* _What this task involves_:
Substitute "node-icon" for every occurrence of "brain-icon" in the lines below and reproduce them with all else unchanged. Omit the picture from your answer.

* _Data lines_:

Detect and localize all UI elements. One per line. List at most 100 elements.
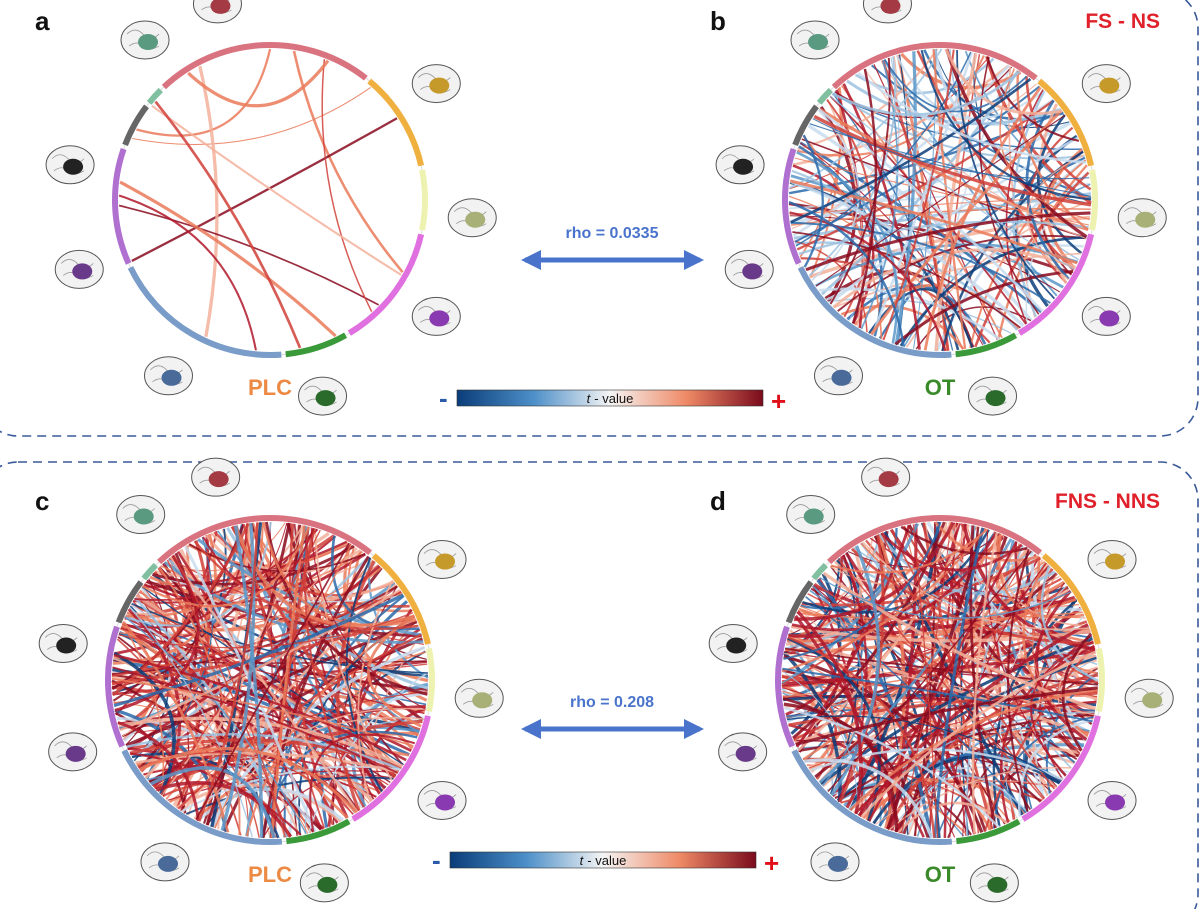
brain-region [878, 471, 899, 488]
chord [969, 525, 997, 829]
brain-region [1105, 794, 1126, 811]
brain-region [465, 211, 486, 228]
chord [795, 51, 972, 247]
chord [233, 525, 264, 838]
chord [187, 59, 330, 108]
brain-icon [116, 495, 166, 535]
region-arc [1017, 233, 1095, 336]
brain-icon [45, 145, 95, 185]
region-arc [121, 749, 283, 845]
brain-icon [38, 624, 88, 664]
region-arc [831, 42, 1038, 90]
brain-icon [54, 249, 104, 289]
region-arc [792, 104, 819, 147]
chord [788, 200, 905, 347]
colorbar-minus: - [432, 845, 441, 875]
chord [888, 766, 1072, 831]
brain-icon [786, 495, 836, 535]
brain-region [317, 876, 338, 893]
region-arc [112, 148, 132, 265]
colorbar [456, 389, 764, 407]
brain-icon [411, 64, 461, 104]
chord [795, 524, 911, 748]
brain-icon [968, 376, 1018, 416]
region-arc [1089, 169, 1099, 231]
chord [787, 636, 936, 838]
chord [880, 532, 1023, 572]
brain-icon [454, 678, 504, 718]
chord [185, 776, 394, 815]
brain-region [435, 794, 456, 811]
brain-region [161, 369, 182, 386]
correlation-label: rho = 0.0335 [566, 225, 659, 242]
chord [916, 50, 1075, 272]
region-arc [797, 266, 952, 358]
brain-region [208, 471, 229, 488]
chord [345, 557, 383, 793]
chord [798, 145, 884, 337]
chord [804, 758, 934, 839]
chord [795, 686, 1098, 746]
brain-icon [144, 356, 193, 396]
chord [883, 531, 1024, 816]
brain-icon [969, 863, 1019, 903]
chord [309, 733, 416, 833]
chord [304, 526, 365, 808]
chord [784, 706, 1000, 828]
region-arc [157, 515, 373, 565]
brain-region [735, 745, 756, 762]
chord [131, 602, 428, 674]
chord [114, 554, 200, 713]
chord [848, 521, 941, 811]
chord [818, 287, 1001, 340]
chord [849, 688, 1098, 812]
brain-icon [724, 249, 774, 289]
chord [198, 65, 219, 338]
brain-icon [718, 732, 768, 772]
panel-letter: b [710, 6, 726, 36]
chord [169, 556, 359, 813]
chord [830, 528, 989, 574]
brain-icon [411, 296, 461, 336]
brain-region [429, 310, 450, 327]
chord [818, 107, 1089, 231]
chord [261, 730, 418, 839]
region-arc [811, 562, 828, 581]
chord [829, 57, 891, 305]
chord [812, 118, 1090, 180]
chord [120, 626, 349, 819]
chord [947, 667, 1099, 839]
brain-icon [191, 457, 241, 497]
region-arc [105, 625, 125, 748]
chord [136, 48, 272, 137]
brain-icon [120, 20, 170, 60]
region-arc [115, 580, 144, 624]
chord [367, 614, 422, 728]
panel-frame [0, 461, 1199, 909]
chord [971, 532, 998, 835]
chord [1061, 632, 1093, 752]
brain-region [210, 0, 231, 14]
chord [220, 523, 256, 832]
chord [945, 48, 1088, 239]
chord [789, 211, 947, 352]
brain-region [831, 369, 852, 386]
chord [1040, 565, 1099, 682]
chord [790, 221, 1051, 304]
chord [837, 554, 868, 802]
chord [154, 100, 302, 349]
chord [818, 538, 1013, 784]
chord [791, 531, 998, 632]
brain-region [1099, 310, 1120, 327]
chord [151, 104, 402, 276]
brain-region [733, 158, 754, 175]
chord [819, 576, 1072, 619]
region-arc [1037, 78, 1095, 167]
brain-region [133, 508, 154, 525]
region-arc [161, 42, 368, 90]
brain-region [1135, 211, 1156, 228]
chord [113, 653, 407, 762]
chord [992, 599, 1078, 827]
brain-icon [814, 356, 863, 396]
brain-region [435, 553, 456, 570]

* _Output of the exercise_:
Detect and localize all UI elements. One per line. List at most 100 elements.
brain-region [878, 471, 899, 488]
chord [969, 525, 997, 829]
brain-region [1105, 794, 1126, 811]
brain-region [465, 211, 486, 228]
chord [795, 51, 972, 247]
chord [233, 525, 264, 838]
chord [187, 59, 330, 108]
node-icon [116, 495, 166, 535]
region-arc [1017, 233, 1095, 336]
node-icon [45, 145, 95, 185]
region-arc [121, 749, 283, 845]
node-icon [38, 624, 88, 664]
region-arc [831, 42, 1038, 90]
node-icon [54, 249, 104, 289]
region-arc [792, 104, 819, 147]
chord [788, 200, 905, 347]
colorbar-minus: - [432, 845, 441, 875]
chord [888, 766, 1072, 831]
node-icon [786, 495, 836, 535]
brain-region [317, 876, 338, 893]
region-arc [112, 148, 132, 265]
colorbar [456, 389, 764, 407]
node-icon [411, 64, 461, 104]
chord [795, 524, 911, 748]
node-icon [968, 376, 1018, 416]
region-arc [1089, 169, 1099, 231]
chord [787, 636, 936, 838]
chord [880, 532, 1023, 572]
node-icon [454, 678, 504, 718]
chord [185, 776, 394, 815]
brain-region [435, 794, 456, 811]
brain-region [161, 369, 182, 386]
correlation-label: rho = 0.0335 [566, 225, 659, 242]
chord [916, 50, 1075, 272]
region-arc [797, 266, 952, 358]
brain-region [208, 471, 229, 488]
chord [345, 557, 383, 793]
chord [798, 145, 884, 337]
chord [804, 758, 934, 839]
chord [795, 686, 1098, 746]
node-icon [144, 356, 193, 396]
chord [883, 531, 1024, 816]
node-icon [969, 863, 1019, 903]
chord [309, 733, 416, 833]
chord [304, 526, 365, 808]
chord [784, 706, 1000, 828]
region-arc [157, 515, 373, 565]
brain-region [735, 745, 756, 762]
chord [131, 602, 428, 674]
chord [114, 554, 200, 713]
chord [848, 521, 941, 811]
chord [818, 287, 1001, 340]
chord [849, 688, 1098, 812]
node-icon [724, 249, 774, 289]
chord [198, 65, 219, 338]
node-icon [718, 732, 768, 772]
panel-letter: b [710, 6, 726, 36]
chord [169, 556, 359, 813]
chord [830, 528, 989, 574]
node-icon [411, 296, 461, 336]
brain-region [429, 310, 450, 327]
chord [818, 107, 1089, 231]
chord [261, 730, 418, 839]
region-arc [811, 562, 828, 581]
chord [829, 57, 891, 305]
chord [812, 118, 1090, 180]
chord [120, 626, 349, 819]
chord [947, 667, 1099, 839]
node-icon [191, 457, 241, 497]
region-arc [105, 625, 125, 748]
chord [136, 48, 272, 137]
node-icon [120, 20, 170, 60]
region-arc [115, 580, 144, 624]
chord [367, 614, 422, 728]
panel-frame [0, 461, 1199, 909]
chord [971, 532, 998, 835]
chord [1061, 632, 1093, 752]
brain-region [210, 0, 231, 14]
chord [220, 523, 256, 832]
chord [945, 48, 1088, 239]
chord [789, 211, 947, 352]
brain-region [831, 369, 852, 386]
chord [1040, 565, 1099, 682]
chord [790, 221, 1051, 304]
chord [837, 554, 868, 802]
chord [154, 100, 302, 349]
chord [818, 538, 1013, 784]
chord [791, 531, 998, 632]
brain-region [1099, 310, 1120, 327]
chord [151, 104, 402, 276]
brain-region [733, 158, 754, 175]
chord [819, 576, 1072, 619]
region-arc [1037, 78, 1095, 167]
brain-region [133, 508, 154, 525]
region-arc [161, 42, 368, 90]
brain-region [1135, 211, 1156, 228]
chord [113, 653, 407, 762]
chord [992, 599, 1078, 827]
node-icon [814, 356, 863, 396]
brain-region [435, 553, 456, 570]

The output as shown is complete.